Copy out all the lines where "граждан" shows up.

*** INPUT FOR THIS TASK

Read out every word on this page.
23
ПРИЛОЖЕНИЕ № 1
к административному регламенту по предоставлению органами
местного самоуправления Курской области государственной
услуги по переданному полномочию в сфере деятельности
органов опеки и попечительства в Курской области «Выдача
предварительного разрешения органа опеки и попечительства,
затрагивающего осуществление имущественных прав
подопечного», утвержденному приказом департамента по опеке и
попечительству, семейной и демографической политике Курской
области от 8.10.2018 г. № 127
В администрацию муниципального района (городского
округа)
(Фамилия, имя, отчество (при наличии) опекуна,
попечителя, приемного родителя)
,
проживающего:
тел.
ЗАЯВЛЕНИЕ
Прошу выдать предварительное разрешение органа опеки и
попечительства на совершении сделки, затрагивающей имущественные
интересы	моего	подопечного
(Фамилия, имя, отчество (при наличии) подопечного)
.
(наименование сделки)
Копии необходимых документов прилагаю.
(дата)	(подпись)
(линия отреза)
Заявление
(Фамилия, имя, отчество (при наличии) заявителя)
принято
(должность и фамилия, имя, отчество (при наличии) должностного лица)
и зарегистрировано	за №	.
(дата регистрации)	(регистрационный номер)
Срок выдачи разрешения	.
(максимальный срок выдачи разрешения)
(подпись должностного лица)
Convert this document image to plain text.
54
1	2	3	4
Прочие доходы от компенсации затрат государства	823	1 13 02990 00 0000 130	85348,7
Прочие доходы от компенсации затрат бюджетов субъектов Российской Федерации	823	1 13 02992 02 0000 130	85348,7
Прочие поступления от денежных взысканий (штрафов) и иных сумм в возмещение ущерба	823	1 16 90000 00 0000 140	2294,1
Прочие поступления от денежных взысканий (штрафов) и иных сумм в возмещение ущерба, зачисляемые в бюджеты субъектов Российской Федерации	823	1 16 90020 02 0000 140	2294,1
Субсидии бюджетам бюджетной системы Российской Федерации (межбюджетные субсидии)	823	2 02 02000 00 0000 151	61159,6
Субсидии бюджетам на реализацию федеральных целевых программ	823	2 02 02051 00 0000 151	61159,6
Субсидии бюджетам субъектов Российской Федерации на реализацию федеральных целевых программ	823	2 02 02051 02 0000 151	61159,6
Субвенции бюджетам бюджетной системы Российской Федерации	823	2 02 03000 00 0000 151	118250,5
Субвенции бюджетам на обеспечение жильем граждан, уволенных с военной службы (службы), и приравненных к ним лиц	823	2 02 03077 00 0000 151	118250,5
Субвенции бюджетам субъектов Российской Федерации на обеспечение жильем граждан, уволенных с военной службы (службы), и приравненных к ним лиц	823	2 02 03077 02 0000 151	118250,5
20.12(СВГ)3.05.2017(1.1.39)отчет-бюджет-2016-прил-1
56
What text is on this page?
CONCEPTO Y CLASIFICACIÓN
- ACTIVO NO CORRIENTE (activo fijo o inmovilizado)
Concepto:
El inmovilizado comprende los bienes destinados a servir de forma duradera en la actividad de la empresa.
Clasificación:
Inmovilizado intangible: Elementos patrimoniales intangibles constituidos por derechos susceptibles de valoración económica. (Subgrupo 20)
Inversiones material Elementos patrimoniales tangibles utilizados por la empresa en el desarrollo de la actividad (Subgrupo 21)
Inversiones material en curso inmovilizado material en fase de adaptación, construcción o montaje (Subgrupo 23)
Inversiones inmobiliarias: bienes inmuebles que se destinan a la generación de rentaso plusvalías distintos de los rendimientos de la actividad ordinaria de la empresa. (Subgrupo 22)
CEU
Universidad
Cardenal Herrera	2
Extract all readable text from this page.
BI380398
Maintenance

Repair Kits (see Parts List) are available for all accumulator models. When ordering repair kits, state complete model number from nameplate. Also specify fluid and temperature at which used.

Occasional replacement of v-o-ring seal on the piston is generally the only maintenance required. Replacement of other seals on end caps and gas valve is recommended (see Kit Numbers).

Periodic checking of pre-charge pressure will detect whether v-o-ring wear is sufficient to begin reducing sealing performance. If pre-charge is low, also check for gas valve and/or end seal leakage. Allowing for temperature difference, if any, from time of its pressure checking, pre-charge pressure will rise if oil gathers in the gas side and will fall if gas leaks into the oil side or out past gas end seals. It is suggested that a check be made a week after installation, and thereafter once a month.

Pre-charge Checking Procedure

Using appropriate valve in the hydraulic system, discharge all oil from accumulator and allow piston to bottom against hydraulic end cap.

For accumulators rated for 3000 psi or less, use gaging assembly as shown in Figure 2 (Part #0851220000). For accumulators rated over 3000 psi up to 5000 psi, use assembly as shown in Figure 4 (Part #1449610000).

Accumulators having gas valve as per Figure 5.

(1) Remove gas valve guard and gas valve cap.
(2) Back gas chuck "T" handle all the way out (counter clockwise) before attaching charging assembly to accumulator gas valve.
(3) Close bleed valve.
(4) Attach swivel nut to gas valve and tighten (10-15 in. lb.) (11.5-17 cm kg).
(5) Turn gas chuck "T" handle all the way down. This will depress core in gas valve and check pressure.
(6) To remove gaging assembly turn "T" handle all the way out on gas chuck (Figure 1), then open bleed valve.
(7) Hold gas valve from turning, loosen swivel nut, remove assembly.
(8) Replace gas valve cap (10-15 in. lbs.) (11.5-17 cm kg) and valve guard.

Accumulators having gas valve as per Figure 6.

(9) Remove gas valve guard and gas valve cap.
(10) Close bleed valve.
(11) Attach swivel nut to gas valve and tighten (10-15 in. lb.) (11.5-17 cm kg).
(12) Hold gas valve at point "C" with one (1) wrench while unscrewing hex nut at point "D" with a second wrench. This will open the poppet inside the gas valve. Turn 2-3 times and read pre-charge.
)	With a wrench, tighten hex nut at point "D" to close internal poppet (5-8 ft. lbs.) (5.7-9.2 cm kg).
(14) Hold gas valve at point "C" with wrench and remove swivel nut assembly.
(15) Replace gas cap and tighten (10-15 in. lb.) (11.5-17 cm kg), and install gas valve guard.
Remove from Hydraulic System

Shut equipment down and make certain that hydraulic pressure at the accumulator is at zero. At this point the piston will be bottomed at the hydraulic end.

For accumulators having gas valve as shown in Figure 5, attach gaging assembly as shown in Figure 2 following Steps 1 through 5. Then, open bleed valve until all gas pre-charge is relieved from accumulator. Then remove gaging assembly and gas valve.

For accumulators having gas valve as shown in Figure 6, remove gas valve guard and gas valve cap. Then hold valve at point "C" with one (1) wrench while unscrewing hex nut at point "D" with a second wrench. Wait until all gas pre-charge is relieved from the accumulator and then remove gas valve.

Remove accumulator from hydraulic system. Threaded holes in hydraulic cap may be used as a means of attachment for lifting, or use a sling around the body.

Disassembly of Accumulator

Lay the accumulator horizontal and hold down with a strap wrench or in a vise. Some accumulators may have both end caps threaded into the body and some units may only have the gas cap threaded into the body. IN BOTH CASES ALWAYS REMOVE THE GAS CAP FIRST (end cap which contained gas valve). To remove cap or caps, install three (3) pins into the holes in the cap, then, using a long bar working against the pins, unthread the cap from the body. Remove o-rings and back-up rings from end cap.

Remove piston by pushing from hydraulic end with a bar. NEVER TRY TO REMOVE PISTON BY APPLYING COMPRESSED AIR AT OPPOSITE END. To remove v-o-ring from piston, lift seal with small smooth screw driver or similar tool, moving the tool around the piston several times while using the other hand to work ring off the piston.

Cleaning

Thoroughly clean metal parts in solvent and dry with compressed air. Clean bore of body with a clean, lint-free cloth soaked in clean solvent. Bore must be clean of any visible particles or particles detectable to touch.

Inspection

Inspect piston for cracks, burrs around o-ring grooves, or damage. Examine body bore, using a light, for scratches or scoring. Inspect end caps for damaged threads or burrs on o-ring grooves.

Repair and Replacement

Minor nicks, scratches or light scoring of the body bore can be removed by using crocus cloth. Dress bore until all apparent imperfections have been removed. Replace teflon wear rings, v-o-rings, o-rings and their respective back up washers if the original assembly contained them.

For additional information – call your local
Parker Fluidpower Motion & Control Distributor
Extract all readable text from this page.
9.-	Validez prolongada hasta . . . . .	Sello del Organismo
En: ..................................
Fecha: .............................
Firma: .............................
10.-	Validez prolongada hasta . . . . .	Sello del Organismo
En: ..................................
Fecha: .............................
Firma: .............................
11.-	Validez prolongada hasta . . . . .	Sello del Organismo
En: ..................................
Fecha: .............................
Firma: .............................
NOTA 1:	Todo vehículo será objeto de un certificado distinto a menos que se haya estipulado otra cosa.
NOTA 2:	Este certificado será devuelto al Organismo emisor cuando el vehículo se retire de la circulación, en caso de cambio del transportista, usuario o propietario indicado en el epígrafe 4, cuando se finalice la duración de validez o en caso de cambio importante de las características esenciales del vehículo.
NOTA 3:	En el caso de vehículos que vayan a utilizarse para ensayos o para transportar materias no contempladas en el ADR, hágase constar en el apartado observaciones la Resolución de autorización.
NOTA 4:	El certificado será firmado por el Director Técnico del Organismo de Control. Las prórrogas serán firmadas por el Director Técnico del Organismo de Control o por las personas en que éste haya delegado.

******

### SOLVED EXERCISE
Субвенции бюджетам на обеспечение жильем граждан, уволенных с военной службы (службы), и приравненных к ним лиц	823	2 02 03077 00 0000 151	118250,5
Субвенции бюджетам субъектов Российской Федерации на обеспечение жильем граждан, уволенных с военной службы (службы), и приравненных к ним лиц	823	2 02 03077 02 0000 151	118250,5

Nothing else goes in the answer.